Politika.co.id - Presiden Prabowo Subianto menerima paparan jajaran menterinya terkait perkembangan rencana pembangunan Kampung Haji Indonesia di Mekkah, Arab Saudi. Namun, pertemuan tertutup yang digelar di kediaman pribadi Presiden di Hambalang, Bogor, justru menyisakan sejumlah pertanyaan terkait kejelasan arah kebijakan, transparansi pembiayaan, serta kesiapan implementasi strategi proyek tersebut.

Sekretaris Kabinet Teddy Indra Wijaya menyebut laporan yang disampaikan dalam rapat terbatas pada Selasa (23/12/2025), yang berisi sejumlah menteri kunci, termasuk Menteri Investasi dan Hilirisasi/Kepala BKPM sekaligus CEO Danantara Rosan Perkasa Roeslani, Menteri Luar Negeri Sugiono, Menteri ESDM Bahlil Lahadalia, hingga Wakil Panglima TNI Jenderal TNI Tandyo Budi Revita.

Menurut Teddy, agenda utama rapat membahas perkembangan Kampung Haji yang telah “disepakati” oleh Pemerintah Arab Saudi. Ia bahkan menyebut proyek tersebut sebagai tonggak sejarah karena untuk pertama kalinya jemaah haji Indonesia diklaim akan memiliki kawasan sendiri di Tanah Suci.
——————————
▸ **Tugas yang Dikerjakan**:
**1)** Salin tanpa perubahan bagian kutipan berita tentang Kampung Haji dari "Politika.co.id - Presiden" sampai "Tandyo Budi Revita.".
**2)** Jawab pertanyaan berikut berdasarkan kutipan berita tentang Kampung Haji.
(a) Di mana pertemuan tertutup itu digelar?
(b) Pertemuan tersebut menyisakan pertanyaan terkait hal apa saja?
(c) Mengapa Teddy menyebut proyek itu sebagai tonggak sejarah?
**3)** Tulis ulang secara lebih ringkas paragraf kutipan berita tentang Kampung Haji yang diawali "Menurut Teddy, agenda utama rapat" tanpa menghilangkan fakta pokoknya.

▸ **Data Tersimpan**:
——————————
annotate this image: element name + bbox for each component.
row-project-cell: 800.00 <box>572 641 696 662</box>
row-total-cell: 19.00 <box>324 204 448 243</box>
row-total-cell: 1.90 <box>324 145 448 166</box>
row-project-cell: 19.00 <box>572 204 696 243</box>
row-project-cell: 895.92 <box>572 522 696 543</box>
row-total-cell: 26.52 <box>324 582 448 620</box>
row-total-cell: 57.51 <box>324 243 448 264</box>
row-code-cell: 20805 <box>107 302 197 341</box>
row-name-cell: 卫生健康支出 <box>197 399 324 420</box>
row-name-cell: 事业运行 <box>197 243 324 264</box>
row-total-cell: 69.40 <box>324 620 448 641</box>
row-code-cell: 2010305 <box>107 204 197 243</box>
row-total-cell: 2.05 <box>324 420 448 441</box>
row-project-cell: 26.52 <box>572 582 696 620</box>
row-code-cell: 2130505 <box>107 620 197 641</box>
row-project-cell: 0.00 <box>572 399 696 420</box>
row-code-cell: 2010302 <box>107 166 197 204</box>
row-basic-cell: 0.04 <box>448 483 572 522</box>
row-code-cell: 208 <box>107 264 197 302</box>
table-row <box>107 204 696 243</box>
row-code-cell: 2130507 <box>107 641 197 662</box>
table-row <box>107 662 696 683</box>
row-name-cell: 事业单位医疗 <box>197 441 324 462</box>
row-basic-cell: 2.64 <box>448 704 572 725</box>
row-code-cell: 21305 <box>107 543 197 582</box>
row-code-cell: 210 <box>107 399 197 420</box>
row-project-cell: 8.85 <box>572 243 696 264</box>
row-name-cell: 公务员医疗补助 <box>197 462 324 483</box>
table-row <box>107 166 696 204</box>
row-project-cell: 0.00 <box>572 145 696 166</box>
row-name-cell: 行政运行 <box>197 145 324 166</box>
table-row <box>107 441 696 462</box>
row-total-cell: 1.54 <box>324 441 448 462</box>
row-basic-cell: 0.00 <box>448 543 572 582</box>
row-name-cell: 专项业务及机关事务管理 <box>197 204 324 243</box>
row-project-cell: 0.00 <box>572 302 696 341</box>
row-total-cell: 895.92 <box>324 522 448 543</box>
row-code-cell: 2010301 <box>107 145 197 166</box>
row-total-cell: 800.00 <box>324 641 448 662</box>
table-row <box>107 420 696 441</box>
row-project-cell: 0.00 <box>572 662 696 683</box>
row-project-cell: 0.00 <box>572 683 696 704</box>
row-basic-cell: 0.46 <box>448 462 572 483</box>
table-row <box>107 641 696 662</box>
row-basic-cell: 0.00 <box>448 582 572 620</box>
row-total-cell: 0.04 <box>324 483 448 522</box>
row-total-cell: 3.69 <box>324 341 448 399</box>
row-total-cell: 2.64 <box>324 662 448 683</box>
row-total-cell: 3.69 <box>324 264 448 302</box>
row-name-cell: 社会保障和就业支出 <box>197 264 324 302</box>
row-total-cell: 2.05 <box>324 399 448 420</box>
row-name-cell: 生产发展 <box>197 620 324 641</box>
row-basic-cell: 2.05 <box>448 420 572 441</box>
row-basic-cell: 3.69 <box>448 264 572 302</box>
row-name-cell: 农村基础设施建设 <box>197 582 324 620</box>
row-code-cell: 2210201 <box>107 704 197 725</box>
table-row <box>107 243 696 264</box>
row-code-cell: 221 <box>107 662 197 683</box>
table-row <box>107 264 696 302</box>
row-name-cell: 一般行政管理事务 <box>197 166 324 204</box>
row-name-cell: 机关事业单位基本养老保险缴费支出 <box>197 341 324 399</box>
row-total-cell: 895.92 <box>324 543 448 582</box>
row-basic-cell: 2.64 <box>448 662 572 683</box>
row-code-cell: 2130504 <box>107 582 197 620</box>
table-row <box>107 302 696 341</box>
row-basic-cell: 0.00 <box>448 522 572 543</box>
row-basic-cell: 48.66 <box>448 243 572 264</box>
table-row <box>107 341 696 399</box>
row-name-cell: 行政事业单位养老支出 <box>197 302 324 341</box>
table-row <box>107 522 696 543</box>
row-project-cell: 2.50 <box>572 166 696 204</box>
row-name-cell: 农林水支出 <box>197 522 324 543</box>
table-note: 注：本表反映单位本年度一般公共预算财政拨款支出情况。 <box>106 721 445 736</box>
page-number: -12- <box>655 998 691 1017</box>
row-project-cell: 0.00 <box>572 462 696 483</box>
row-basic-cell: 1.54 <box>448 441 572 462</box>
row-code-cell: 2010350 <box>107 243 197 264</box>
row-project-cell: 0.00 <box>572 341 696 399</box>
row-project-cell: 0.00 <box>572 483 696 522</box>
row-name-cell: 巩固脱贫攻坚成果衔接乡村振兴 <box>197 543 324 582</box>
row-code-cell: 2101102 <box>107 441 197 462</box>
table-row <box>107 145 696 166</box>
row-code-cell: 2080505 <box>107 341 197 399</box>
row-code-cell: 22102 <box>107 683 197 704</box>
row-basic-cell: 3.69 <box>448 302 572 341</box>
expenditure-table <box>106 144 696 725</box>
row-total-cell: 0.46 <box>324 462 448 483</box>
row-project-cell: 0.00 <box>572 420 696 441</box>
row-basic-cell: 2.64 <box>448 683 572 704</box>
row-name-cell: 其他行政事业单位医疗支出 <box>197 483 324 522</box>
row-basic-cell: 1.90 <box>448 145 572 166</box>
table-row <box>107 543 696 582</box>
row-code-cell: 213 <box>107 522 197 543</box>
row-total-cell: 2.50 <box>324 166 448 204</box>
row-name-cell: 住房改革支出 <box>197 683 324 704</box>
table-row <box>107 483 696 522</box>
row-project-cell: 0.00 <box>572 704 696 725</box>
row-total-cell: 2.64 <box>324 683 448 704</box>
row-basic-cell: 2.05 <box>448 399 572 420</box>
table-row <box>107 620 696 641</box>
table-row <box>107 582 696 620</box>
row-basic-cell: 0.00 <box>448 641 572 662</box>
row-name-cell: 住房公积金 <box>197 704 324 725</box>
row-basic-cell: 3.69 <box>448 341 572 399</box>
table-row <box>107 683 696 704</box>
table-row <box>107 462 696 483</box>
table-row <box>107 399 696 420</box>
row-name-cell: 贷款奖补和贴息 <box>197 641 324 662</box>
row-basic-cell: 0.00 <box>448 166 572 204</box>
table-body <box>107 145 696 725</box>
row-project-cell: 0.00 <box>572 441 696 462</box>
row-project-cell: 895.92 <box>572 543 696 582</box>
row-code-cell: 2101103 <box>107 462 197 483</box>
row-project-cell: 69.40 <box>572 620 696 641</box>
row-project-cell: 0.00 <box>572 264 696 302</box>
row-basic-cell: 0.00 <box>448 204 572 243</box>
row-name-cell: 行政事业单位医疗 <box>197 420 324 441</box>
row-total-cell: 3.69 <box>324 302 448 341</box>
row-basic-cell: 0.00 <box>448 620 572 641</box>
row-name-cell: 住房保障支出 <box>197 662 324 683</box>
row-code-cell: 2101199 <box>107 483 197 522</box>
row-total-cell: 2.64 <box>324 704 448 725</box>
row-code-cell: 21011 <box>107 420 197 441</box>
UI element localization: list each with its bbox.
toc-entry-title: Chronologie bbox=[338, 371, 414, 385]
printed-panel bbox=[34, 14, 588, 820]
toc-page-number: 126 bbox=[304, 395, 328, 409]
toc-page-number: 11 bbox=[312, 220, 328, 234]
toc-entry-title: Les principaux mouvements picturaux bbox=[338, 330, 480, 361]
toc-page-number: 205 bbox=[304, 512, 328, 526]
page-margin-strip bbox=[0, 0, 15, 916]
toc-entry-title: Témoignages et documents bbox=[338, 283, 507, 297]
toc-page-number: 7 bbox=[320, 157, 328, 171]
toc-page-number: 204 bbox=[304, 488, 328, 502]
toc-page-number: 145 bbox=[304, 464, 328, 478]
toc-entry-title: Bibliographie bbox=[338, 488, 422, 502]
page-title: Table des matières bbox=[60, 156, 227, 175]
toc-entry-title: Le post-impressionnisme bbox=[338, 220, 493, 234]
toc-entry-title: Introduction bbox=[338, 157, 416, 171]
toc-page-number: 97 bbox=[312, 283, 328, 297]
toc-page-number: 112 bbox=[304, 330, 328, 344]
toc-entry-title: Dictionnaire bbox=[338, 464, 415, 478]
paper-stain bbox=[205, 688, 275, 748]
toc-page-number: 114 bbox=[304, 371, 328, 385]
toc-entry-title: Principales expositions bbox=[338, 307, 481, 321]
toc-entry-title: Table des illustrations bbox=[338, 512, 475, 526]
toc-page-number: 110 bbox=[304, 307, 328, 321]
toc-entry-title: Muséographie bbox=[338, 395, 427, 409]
——————————
▸ **Kunci Jawaban**:
**1)**
Politika.co.id - Presiden Prabowo Subianto menerima paparan jajaran menterinya terkait perkembangan rencana pembangunan Kampung Haji Indonesia di Mekkah, Arab Saudi. Namun, pertemuan tertutup yang digelar di kediaman pribadi Presiden di Hambalang, Bogor, justru menyisakan sejumlah pertanyaan terkait kejelasan arah kebijakan, transparansi pembiayaan, serta kesiapan implementasi strategi proyek tersebut.

Sekretaris Kabinet Teddy Indra Wijaya menyebut laporan yang disampaikan dalam rapat terbatas pada Selasa (23/12/2025), yang berisi sejumlah menteri kunci, termasuk Menteri Investasi dan Hilirisasi/Kepala BKPM sekaligus CEO Danantara Rosan Perkasa Roeslani, Menteri Luar Negeri Sugiono, Menteri ESDM Bahlil Lahadalia, hingga Wakil Panglima TNI Jenderal TNI Tandyo Budi Revita.

**2)**
(a) Di kediaman pribadi Presiden di Hambalang, Bogor.
(b) Kejelasan arah kebijakan, transparansi pembiayaan, serta kesiapan implementasi strategi proyek.
(c) Karena untuk pertama kalinya jemaah haji Indonesia diklaim akan memiliki kawasan sendiri di Tanah Suci.

**3)** Teddy menyatakan bahwa rapat terutama membahas perkembangan Kampung Haji yang disebut telah "disepakati" Pemerintah Arab Saudi. Ia menyebut proyek itu tonggak sejarah karena jemaah haji Indonesia diklaim untuk pertama kalinya akan memiliki kawasan sendiri di Tanah Suci.